▶ [Given instruction]: Wherever the word "structured" turns up in a line of the entries, copy that line.

▶ [Record excerpts]:
= = = = =
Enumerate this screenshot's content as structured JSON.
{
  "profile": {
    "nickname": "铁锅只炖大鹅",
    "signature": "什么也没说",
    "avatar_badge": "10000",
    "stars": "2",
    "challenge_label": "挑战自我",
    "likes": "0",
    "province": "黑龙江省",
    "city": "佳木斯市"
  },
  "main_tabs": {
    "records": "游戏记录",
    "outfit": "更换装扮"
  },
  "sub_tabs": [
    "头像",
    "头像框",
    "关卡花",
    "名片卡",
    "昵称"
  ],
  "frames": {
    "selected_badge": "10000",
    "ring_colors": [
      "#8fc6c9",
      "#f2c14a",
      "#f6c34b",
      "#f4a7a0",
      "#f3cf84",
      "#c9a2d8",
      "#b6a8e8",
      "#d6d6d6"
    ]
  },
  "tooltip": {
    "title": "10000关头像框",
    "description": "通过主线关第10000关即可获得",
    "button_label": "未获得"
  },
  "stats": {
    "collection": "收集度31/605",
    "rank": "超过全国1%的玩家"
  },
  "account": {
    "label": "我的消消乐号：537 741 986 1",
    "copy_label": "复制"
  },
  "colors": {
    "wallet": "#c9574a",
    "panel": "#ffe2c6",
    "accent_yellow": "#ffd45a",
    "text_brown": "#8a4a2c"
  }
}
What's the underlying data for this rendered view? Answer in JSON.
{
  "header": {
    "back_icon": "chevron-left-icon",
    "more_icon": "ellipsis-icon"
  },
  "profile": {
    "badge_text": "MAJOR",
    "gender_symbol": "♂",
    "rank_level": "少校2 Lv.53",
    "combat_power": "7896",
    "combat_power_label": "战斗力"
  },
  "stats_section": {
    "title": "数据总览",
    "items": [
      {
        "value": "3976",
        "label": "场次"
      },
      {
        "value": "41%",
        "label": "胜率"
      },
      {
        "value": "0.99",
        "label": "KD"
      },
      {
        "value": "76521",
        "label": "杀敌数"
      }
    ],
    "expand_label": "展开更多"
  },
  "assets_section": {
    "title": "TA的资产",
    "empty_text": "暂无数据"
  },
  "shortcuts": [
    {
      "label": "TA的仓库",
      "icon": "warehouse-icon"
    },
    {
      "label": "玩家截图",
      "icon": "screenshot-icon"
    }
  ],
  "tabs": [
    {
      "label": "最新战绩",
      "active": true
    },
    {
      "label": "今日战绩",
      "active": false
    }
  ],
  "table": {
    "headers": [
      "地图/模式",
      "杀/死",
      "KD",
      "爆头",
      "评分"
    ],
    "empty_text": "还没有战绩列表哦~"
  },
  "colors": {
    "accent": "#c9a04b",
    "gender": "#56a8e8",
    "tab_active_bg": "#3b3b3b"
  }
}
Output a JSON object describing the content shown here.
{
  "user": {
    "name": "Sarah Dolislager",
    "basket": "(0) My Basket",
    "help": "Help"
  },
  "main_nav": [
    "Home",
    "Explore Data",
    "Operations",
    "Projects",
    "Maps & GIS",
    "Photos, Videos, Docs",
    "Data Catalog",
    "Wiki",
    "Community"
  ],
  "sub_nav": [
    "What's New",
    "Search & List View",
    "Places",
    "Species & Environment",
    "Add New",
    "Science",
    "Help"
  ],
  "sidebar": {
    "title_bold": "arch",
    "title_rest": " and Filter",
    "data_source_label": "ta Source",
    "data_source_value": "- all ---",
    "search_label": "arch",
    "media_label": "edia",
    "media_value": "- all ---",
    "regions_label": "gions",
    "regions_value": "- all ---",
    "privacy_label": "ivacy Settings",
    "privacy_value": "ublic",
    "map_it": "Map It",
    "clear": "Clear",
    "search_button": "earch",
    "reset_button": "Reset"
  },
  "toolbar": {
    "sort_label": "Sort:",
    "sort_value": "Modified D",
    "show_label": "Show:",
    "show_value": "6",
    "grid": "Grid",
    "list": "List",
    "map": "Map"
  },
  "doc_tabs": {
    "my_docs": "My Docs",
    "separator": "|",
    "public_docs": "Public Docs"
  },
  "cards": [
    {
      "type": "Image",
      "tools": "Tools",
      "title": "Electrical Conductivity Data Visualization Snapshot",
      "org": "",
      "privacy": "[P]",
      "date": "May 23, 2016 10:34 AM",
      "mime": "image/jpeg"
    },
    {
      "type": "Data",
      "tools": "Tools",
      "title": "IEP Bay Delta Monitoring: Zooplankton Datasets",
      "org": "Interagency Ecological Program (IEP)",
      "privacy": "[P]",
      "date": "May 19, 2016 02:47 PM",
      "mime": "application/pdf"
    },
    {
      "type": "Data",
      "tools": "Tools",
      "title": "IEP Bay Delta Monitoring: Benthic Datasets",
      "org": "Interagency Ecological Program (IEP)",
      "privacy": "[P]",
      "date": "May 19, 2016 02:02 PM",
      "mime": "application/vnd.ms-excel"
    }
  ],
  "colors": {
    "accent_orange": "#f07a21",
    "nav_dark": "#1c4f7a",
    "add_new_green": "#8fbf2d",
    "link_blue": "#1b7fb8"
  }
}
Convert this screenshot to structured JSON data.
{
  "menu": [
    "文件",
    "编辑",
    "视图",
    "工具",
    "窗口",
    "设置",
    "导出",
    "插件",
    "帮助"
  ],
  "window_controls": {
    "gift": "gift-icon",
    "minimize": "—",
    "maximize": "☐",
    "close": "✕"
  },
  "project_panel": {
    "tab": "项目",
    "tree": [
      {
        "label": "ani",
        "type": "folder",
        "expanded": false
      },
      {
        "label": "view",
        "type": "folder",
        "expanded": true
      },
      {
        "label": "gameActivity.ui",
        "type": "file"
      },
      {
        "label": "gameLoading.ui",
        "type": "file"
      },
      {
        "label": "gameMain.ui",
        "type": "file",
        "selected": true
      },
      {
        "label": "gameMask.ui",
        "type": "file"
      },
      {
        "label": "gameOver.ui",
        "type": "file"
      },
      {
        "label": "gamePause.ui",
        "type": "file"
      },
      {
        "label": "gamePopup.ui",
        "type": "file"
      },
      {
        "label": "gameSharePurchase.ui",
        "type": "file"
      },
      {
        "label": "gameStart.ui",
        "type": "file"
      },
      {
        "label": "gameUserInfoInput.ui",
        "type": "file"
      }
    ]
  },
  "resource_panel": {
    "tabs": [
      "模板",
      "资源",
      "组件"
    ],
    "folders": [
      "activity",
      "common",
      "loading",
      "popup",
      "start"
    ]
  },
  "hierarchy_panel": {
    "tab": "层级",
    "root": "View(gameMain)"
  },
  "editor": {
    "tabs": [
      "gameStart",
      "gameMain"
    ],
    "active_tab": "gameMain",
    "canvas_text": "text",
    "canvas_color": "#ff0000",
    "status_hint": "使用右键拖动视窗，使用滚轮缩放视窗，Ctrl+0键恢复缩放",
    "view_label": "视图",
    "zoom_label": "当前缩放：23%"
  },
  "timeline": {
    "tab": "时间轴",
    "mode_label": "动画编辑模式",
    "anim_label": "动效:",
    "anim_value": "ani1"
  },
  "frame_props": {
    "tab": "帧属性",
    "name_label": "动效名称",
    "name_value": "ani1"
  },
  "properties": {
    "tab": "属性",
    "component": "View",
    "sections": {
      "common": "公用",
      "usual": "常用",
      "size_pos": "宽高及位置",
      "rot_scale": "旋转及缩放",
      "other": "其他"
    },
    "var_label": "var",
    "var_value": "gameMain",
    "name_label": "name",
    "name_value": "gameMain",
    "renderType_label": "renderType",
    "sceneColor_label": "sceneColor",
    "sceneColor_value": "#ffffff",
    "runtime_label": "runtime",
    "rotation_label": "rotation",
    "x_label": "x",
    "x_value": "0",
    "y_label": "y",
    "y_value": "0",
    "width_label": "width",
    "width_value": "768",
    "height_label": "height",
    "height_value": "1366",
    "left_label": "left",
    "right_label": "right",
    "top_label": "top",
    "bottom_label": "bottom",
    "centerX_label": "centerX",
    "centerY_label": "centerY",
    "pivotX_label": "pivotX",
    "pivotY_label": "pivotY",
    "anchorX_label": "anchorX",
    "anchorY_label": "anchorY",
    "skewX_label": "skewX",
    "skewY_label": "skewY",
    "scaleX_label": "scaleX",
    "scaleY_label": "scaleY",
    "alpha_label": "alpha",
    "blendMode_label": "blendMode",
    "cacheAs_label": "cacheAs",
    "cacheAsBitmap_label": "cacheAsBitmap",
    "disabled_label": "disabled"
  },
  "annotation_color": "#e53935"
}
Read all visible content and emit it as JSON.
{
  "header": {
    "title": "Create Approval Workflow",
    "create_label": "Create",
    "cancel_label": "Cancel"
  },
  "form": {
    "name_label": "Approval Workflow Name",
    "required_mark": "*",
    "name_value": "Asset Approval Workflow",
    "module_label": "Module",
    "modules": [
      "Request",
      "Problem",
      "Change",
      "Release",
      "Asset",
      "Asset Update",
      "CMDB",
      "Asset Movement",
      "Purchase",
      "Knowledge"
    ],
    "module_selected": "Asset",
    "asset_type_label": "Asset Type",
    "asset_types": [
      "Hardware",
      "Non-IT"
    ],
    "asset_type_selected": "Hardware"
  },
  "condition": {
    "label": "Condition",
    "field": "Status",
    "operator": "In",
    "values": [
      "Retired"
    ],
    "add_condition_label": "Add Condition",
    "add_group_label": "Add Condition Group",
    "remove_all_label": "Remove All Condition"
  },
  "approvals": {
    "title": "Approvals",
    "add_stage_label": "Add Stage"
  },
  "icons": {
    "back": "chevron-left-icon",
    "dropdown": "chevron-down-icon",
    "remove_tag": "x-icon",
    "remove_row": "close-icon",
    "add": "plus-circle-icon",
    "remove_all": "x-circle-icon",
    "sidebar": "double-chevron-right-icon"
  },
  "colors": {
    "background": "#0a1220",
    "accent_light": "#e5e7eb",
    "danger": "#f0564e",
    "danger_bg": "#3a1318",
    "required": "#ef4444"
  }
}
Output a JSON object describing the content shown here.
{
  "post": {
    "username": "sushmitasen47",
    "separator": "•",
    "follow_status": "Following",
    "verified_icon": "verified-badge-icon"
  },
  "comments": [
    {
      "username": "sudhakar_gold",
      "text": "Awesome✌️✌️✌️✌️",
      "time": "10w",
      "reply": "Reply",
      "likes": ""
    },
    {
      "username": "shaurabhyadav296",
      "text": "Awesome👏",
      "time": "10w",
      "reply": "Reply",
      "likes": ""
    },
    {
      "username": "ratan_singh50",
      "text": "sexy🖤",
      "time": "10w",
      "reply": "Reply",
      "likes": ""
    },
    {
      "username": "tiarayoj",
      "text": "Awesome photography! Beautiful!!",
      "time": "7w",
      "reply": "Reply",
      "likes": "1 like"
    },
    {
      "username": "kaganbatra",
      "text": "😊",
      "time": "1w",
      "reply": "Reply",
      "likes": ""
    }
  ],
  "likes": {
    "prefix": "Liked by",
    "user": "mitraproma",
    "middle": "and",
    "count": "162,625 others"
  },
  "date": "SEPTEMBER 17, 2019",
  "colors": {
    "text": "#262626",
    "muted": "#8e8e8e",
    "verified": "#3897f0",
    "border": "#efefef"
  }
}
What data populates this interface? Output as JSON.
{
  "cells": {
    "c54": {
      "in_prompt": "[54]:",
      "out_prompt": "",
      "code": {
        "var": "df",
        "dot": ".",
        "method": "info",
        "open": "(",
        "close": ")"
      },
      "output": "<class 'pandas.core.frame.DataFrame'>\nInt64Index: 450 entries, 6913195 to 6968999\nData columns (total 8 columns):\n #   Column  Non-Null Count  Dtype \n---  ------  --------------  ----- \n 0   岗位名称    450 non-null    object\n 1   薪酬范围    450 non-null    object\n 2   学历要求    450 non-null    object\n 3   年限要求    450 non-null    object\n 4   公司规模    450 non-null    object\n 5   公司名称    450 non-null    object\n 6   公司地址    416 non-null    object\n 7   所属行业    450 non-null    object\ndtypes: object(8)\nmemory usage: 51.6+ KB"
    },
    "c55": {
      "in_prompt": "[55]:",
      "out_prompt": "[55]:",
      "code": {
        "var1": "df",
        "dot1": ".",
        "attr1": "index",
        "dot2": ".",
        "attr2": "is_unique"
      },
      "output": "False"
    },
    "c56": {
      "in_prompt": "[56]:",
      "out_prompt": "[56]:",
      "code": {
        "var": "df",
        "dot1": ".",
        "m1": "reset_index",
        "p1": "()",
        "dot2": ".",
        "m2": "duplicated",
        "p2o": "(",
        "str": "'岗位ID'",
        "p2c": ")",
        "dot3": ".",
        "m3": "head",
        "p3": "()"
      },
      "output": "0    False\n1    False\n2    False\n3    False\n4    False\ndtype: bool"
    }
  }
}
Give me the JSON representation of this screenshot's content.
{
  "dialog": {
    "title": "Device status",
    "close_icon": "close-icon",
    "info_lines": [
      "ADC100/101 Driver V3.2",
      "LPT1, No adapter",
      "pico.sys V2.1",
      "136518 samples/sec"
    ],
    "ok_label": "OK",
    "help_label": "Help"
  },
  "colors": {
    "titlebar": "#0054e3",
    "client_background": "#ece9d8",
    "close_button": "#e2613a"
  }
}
= = = = =
▶ [Complete answer]:
Enumerate this screenshot's content as structured JSON.
Convert this screenshot to structured JSON data.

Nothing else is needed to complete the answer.